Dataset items
↓

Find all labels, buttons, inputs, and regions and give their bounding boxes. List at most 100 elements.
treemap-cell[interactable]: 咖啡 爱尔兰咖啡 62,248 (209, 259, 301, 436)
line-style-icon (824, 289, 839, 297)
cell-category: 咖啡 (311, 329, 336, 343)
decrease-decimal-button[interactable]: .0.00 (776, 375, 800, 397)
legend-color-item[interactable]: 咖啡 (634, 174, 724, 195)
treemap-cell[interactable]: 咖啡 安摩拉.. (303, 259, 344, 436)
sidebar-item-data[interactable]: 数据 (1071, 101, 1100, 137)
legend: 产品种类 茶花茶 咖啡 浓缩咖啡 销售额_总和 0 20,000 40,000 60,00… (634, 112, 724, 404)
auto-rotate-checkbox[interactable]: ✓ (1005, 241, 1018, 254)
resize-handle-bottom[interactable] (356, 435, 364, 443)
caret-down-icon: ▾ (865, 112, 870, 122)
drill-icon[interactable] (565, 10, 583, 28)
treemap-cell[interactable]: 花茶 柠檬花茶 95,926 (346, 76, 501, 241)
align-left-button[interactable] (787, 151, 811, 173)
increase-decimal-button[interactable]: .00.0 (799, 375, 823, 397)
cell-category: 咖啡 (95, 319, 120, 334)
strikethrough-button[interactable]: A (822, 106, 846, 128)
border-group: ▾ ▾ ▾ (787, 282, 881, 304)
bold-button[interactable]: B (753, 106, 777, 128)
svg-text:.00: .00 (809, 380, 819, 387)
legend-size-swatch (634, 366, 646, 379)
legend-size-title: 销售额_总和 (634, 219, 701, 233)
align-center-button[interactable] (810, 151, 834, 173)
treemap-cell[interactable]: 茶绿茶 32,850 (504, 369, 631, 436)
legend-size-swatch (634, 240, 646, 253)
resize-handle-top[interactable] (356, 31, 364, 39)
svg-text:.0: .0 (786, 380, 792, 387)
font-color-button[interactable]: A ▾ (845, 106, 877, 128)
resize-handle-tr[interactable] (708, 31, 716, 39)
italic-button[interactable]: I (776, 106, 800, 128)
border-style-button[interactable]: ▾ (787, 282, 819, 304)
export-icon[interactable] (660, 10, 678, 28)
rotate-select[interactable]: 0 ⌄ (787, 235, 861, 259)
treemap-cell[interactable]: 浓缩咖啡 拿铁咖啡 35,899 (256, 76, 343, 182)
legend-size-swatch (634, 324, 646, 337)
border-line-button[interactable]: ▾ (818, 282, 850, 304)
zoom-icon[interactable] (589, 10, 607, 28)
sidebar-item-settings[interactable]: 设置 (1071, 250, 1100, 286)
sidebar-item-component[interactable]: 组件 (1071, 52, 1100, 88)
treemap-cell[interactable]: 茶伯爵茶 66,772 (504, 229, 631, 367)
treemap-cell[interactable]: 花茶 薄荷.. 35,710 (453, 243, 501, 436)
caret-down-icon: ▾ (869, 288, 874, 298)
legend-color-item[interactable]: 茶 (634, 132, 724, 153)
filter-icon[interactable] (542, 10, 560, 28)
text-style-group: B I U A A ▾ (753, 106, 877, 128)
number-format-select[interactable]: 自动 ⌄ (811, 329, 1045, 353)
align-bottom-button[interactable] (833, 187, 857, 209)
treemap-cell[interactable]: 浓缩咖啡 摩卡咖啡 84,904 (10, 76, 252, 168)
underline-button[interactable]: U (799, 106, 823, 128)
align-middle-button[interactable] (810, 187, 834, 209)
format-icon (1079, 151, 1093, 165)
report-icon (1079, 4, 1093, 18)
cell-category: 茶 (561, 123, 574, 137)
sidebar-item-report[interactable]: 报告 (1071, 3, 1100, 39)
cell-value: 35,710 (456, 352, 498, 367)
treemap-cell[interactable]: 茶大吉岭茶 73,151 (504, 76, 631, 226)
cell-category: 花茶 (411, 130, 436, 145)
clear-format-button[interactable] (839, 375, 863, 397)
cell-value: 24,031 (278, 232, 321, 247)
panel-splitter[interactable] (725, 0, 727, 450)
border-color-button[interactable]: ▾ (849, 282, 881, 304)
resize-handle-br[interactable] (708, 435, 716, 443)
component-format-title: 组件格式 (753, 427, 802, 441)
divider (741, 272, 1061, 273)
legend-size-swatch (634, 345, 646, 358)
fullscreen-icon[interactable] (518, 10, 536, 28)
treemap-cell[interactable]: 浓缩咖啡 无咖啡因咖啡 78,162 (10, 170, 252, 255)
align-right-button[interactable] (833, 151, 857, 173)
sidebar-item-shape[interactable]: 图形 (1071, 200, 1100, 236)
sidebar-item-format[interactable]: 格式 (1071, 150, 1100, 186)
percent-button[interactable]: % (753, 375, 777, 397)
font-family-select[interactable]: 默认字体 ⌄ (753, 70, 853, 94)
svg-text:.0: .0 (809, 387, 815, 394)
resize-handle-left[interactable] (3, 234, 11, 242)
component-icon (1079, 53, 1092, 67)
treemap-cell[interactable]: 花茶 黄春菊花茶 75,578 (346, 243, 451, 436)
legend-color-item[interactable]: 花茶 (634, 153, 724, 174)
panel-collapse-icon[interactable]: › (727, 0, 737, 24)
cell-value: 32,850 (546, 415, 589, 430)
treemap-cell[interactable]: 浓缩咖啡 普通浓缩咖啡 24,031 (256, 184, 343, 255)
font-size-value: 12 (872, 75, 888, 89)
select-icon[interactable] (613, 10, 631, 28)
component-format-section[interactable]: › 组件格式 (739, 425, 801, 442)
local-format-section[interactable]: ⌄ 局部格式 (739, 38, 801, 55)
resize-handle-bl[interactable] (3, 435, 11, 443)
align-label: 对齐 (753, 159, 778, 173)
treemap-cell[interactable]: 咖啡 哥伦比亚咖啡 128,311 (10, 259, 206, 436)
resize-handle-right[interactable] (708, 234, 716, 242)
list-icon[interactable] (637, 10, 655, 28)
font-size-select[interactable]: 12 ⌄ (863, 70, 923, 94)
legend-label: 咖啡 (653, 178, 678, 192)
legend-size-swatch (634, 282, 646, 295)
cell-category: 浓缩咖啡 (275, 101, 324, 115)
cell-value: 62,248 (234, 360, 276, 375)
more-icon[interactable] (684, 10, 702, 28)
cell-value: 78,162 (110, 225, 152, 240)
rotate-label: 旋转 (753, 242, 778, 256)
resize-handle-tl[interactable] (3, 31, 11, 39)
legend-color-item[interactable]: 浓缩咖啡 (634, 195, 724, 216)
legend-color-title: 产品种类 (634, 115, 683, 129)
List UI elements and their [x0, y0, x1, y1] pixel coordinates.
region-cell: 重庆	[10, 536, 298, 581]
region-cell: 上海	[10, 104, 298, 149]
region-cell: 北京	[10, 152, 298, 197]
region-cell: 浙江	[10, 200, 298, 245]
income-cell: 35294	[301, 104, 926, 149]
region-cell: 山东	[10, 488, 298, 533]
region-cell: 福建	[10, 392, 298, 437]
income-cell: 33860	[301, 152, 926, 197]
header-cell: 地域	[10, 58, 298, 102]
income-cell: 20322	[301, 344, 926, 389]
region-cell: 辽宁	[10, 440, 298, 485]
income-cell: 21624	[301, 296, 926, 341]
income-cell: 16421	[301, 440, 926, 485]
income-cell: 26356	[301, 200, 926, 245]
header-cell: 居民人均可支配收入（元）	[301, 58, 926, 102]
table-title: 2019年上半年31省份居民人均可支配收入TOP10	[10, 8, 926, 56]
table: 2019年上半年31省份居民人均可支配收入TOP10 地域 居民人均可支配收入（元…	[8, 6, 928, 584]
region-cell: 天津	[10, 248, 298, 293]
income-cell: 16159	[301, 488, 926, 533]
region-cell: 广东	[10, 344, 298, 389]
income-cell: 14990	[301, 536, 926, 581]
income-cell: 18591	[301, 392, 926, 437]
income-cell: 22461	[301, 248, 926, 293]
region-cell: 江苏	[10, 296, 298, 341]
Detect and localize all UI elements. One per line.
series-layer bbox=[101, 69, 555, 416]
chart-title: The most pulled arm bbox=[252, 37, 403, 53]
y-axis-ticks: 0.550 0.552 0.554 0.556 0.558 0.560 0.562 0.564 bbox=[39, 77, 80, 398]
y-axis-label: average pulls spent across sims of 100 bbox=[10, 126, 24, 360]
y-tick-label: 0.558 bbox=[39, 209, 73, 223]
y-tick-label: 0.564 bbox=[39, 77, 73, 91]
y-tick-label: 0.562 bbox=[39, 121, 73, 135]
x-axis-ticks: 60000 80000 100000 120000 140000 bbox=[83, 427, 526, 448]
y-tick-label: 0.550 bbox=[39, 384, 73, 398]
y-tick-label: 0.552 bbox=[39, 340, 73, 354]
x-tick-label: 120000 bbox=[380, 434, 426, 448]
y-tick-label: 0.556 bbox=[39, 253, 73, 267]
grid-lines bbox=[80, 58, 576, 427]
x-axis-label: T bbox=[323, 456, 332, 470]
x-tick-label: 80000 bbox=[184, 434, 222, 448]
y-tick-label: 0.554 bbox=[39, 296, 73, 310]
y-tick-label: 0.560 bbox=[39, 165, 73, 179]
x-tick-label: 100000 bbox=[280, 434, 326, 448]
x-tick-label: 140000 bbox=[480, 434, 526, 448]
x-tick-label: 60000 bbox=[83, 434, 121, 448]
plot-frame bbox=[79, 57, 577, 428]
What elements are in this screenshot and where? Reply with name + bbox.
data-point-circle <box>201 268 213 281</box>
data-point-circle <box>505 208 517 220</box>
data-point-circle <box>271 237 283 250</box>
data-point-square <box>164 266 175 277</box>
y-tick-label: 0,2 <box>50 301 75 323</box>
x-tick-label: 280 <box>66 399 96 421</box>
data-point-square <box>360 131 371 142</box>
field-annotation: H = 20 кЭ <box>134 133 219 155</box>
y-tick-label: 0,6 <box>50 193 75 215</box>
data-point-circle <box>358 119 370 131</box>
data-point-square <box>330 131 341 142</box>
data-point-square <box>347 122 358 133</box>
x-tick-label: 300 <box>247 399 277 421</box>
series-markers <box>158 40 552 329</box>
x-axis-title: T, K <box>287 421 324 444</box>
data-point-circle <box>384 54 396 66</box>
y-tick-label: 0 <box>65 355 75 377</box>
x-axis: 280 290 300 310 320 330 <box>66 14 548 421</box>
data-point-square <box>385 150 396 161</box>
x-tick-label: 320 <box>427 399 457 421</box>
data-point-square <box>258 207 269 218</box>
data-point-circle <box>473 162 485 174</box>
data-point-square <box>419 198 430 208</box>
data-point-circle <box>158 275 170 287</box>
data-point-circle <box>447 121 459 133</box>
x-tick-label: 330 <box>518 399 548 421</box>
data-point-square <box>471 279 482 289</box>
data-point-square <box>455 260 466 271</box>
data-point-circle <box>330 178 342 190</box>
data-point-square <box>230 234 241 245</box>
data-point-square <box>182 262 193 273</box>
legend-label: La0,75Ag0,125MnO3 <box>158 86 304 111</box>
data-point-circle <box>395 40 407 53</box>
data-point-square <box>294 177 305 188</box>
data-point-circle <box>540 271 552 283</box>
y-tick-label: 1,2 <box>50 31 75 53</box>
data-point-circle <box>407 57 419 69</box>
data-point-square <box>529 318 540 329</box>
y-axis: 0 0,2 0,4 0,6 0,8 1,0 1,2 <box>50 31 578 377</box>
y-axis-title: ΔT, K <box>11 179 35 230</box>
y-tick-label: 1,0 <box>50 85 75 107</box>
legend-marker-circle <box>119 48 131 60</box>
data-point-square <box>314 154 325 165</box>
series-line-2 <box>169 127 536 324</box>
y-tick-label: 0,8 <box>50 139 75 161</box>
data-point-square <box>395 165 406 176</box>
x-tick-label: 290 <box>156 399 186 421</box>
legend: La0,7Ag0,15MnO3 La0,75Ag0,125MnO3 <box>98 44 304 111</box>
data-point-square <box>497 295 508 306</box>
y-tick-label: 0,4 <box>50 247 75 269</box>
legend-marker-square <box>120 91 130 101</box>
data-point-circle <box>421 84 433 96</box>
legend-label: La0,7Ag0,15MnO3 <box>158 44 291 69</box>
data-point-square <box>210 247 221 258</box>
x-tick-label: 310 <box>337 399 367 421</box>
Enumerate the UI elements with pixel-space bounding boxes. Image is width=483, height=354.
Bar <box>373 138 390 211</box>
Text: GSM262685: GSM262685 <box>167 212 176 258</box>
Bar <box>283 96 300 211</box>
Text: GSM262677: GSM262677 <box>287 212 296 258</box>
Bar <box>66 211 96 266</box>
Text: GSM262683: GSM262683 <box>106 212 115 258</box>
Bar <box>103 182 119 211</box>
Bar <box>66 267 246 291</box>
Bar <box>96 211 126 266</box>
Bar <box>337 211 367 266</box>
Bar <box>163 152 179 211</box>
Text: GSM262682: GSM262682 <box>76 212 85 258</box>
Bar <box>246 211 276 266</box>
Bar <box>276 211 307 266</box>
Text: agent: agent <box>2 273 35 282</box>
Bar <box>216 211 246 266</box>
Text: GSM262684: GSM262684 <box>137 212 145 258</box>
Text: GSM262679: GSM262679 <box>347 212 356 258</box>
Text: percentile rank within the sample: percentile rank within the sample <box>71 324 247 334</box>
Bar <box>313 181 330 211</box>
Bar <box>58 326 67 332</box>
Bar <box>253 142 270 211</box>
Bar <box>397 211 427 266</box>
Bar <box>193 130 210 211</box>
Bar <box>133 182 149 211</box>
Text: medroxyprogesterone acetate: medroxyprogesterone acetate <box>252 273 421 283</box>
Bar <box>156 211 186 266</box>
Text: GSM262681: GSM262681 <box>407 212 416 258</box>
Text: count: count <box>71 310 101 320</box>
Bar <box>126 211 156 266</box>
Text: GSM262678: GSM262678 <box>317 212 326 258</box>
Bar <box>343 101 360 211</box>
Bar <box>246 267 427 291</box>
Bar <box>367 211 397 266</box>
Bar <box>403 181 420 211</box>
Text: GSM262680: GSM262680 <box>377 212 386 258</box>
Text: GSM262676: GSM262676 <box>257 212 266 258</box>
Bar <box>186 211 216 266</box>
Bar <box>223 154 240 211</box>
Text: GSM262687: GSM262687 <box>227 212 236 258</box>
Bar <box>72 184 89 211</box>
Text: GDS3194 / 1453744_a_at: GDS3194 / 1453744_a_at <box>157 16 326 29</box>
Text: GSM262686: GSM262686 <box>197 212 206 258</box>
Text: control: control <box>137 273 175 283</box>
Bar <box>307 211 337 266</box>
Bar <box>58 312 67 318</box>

↑

AIM OF THE EXERCISE: Please copy the listing from its first line through the line containing "legend: 产品种类 茶花茶", with both ends included.

EXERCISE SOLUTION:
Find all labels, buttons, inputs, and regions and give their bounding boxes. List at most 100 elements.
treemap-cell[interactable]: 咖啡 爱尔兰咖啡 62,248 (209, 259, 301, 436)
line-style-icon (824, 289, 839, 297)
cell-category: 咖啡 (311, 329, 336, 343)
decrease-decimal-button[interactable]: .0.00 (776, 375, 800, 397)
legend-color-item[interactable]: 咖啡 (634, 174, 724, 195)
treemap-cell[interactable]: 咖啡 安摩拉.. (303, 259, 344, 436)
sidebar-item-data[interactable]: 数据 (1071, 101, 1100, 137)
legend: 产品种类 茶花茶 咖啡 浓缩咖啡 销售额_总和 0 20,000 40,000 60,00… (634, 112, 724, 404)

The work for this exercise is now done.